* WHAT YOU HAVE TO DO *
Repeat the material below exactly, line for line.
-*-
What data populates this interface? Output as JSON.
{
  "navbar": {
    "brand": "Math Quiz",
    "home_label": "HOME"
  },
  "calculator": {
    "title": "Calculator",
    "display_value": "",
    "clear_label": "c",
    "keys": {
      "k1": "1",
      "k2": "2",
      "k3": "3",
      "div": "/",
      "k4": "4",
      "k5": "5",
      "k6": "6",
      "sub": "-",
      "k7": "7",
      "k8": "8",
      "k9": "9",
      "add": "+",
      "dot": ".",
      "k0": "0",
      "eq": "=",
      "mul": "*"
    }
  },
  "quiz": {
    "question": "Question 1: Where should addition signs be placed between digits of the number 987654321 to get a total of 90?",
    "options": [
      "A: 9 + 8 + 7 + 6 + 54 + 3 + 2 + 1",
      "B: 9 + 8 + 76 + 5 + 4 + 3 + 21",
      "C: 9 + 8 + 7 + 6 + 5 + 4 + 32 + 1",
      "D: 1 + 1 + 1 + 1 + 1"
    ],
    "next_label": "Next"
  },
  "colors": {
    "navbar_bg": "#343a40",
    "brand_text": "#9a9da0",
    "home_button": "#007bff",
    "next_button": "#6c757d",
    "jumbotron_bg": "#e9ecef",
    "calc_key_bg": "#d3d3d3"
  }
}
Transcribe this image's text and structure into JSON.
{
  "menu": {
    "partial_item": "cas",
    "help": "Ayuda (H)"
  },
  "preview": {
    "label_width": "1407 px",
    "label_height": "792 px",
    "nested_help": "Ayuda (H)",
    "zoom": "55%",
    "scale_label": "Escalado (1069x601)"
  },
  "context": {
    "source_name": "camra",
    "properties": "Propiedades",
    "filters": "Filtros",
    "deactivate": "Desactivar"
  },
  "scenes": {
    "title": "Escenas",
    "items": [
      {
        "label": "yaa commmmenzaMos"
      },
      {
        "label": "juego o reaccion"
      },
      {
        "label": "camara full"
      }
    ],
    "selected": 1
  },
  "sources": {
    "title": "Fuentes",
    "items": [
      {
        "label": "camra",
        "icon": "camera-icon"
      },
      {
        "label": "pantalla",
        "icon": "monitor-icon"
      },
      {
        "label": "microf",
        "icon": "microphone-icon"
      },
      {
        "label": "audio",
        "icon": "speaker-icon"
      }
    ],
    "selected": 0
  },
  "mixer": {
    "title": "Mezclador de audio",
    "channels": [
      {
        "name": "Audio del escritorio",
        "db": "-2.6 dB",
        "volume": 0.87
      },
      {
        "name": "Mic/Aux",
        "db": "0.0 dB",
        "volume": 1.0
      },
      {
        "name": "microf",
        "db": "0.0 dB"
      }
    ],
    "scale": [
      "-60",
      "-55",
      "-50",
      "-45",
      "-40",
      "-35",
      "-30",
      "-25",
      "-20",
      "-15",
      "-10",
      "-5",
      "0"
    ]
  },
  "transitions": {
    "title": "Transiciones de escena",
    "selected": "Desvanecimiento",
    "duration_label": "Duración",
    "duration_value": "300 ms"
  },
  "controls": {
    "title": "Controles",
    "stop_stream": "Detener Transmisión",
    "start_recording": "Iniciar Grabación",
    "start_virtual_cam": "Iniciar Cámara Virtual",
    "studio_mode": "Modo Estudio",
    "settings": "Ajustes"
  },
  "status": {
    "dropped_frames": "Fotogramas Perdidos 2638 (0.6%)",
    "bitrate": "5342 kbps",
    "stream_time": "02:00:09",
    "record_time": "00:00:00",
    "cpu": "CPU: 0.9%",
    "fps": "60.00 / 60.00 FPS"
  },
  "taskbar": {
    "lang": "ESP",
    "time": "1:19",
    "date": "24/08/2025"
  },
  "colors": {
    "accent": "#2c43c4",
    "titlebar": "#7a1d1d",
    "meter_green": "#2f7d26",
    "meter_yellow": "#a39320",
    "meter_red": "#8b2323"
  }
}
-*-
* RIGHT ANSWER *
What data populates this interface? Output as JSON.
{
  "navbar": {
    "brand": "Math Quiz",
    "home_label": "HOME"
  },
  "calculator": {
    "title": "Calculator",
    "display_value": "",
    "clear_label": "c",
    "keys": {
      "k1": "1",
      "k2": "2",
      "k3": "3",
      "div": "/",
      "k4": "4",
      "k5": "5",
      "k6": "6",
      "sub": "-",
      "k7": "7",
      "k8": "8",
      "k9": "9",
      "add": "+",
      "dot": ".",
      "k0": "0",
      "eq": "=",
      "mul": "*"
    }
  },
  "quiz": {
    "question": "Question 1: Where should addition signs be placed between digits of the number 987654321 to get a total of 90?",
    "options": [
      "A: 9 + 8 + 7 + 6 + 54 + 3 + 2 + 1",
      "B: 9 + 8 + 76 + 5 + 4 + 3 + 21",
      "C: 9 + 8 + 7 + 6 + 5 + 4 + 32 + 1",
      "D: 1 + 1 + 1 + 1 + 1"
    ],
    "next_label": "Next"
  },
  "colors": {
    "navbar_bg": "#343a40",
    "brand_text": "#9a9da0",
    "home_button": "#007bff",
    "next_button": "#6c757d",
    "jumbotron_bg": "#e9ecef",
    "calc_key_bg": "#d3d3d3"
  }
}
Transcribe this image's text and structure into JSON.
{
  "menu": {
    "partial_item": "cas",
    "help": "Ayuda (H)"
  },
  "preview": {
    "label_width": "1407 px",
    "label_height": "792 px",
    "nested_help": "Ayuda (H)",
    "zoom": "55%",
    "scale_label": "Escalado (1069x601)"
  },
  "context": {
    "source_name": "camra",
    "properties": "Propiedades",
    "filters": "Filtros",
    "deactivate": "Desactivar"
  },
  "scenes": {
    "title": "Escenas",
    "items": [
      {
        "label": "yaa commmmenzaMos"
      },
      {
        "label": "juego o reaccion"
      },
      {
        "label": "camara full"
      }
    ],
    "selected": 1
  },
  "sources": {
    "title": "Fuentes",
    "items": [
      {
        "label": "camra",
        "icon": "camera-icon"
      },
      {
        "label": "pantalla",
        "icon": "monitor-icon"
      },
      {
        "label": "microf",
        "icon": "microphone-icon"
      },
      {
        "label": "audio",
        "icon": "speaker-icon"
      }
    ],
    "selected": 0
  },
  "mixer": {
    "title": "Mezclador de audio",
    "channels": [
      {
        "name": "Audio del escritorio",
        "db": "-2.6 dB",
        "volume": 0.87
      },
      {
        "name": "Mic/Aux",
        "db": "0.0 dB",
        "volume": 1.0
      },
      {
        "name": "microf",
        "db": "0.0 dB"
      }
    ],
    "scale": [
      "-60",
      "-55",
      "-50",
      "-45",
      "-40",
      "-35",
      "-30",
      "-25",
      "-20",
      "-15",
      "-10",
      "-5",
      "0"
    ]
  },
  "transitions": {
    "title": "Transiciones de escena",
    "selected": "Desvanecimiento",
    "duration_label": "Duración",
    "duration_value": "300 ms"
  },
  "controls": {
    "title": "Controles",
    "stop_stream": "Detener Transmisión",
    "start_recording": "Iniciar Grabación",
    "start_virtual_cam": "Iniciar Cámara Virtual",
    "studio_mode": "Modo Estudio",
    "settings": "Ajustes"
  },
  "status": {
    "dropped_frames": "Fotogramas Perdidos 2638 (0.6%)",
    "bitrate": "5342 kbps",
    "stream_time": "02:00:09",
    "record_time": "00:00:00",
    "cpu": "CPU: 0.9%",
    "fps": "60.00 / 60.00 FPS"
  },
  "taskbar": {
    "lang": "ESP",
    "time": "1:19",
    "date": "24/08/2025"
  },
  "colors": {
    "accent": "#2c43c4",
    "titlebar": "#7a1d1d",
    "meter_green": "#2f7d26",
    "meter_yellow": "#a39320",
    "meter_red": "#8b2323"
  }
}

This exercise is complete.